> _What is needed_
Write out each record below exactly as it appears, with no pictures.

> _Stored data_

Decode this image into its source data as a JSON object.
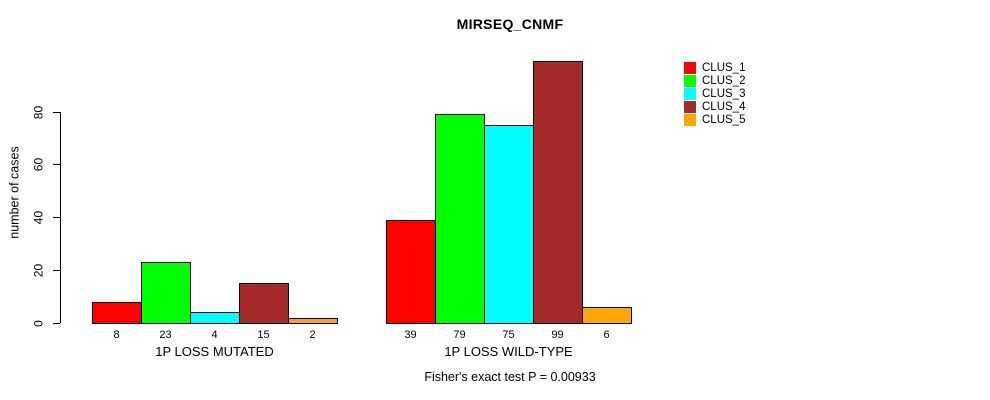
{
  "chart_data": {
    "type": "bar",
    "title": "MIRSEQ_CNMF",
    "ylabel": "number of cases",
    "xlabel": "",
    "footer": "Fisher's exact test P = 0.00933",
    "ylim": [
      0,
      80
    ],
    "yticks": [
      0,
      20,
      40,
      60,
      80
    ],
    "grid": false,
    "legend_position": "right",
    "categories": [
      "1P LOSS MUTATED",
      "1P LOSS WILD-TYPE"
    ],
    "series": [
      {
        "name": "CLUS_1",
        "color": "#ff0000",
        "values": [
          8,
          39
        ]
      },
      {
        "name": "CLUS_2",
        "color": "#00ff00",
        "values": [
          23,
          79
        ]
      },
      {
        "name": "CLUS_3",
        "color": "#00ffff",
        "values": [
          4,
          75
        ]
      },
      {
        "name": "CLUS_4",
        "color": "#a52a2a",
        "values": [
          15,
          99
        ]
      },
      {
        "name": "CLUS_5",
        "color": "#ffa500",
        "values": [
          2,
          6
        ]
      }
    ]
  }
}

> _The response_
Decode this image into its source data as a JSON object.
{
  "chart_data": {
    "type": "bar",
    "title": "MIRSEQ_CNMF",
    "ylabel": "number of cases",
    "xlabel": "",
    "footer": "Fisher's exact test P = 0.00933",
    "ylim": [
      0,
      80
    ],
    "yticks": [
      0,
      20,
      40,
      60,
      80
    ],
    "grid": false,
    "legend_position": "right",
    "categories": [
      "1P LOSS MUTATED",
      "1P LOSS WILD-TYPE"
    ],
    "series": [
      {
        "name": "CLUS_1",
        "color": "#ff0000",
        "values": [
          8,
          39
        ]
      },
      {
        "name": "CLUS_2",
        "color": "#00ff00",
        "values": [
          23,
          79
        ]
      },
      {
        "name": "CLUS_3",
        "color": "#00ffff",
        "values": [
          4,
          75
        ]
      },
      {
        "name": "CLUS_4",
        "color": "#a52a2a",
        "values": [
          15,
          99
        ]
      },
      {
        "name": "CLUS_5",
        "color": "#ffa500",
        "values": [
          2,
          6
        ]
      }
    ]
  }
}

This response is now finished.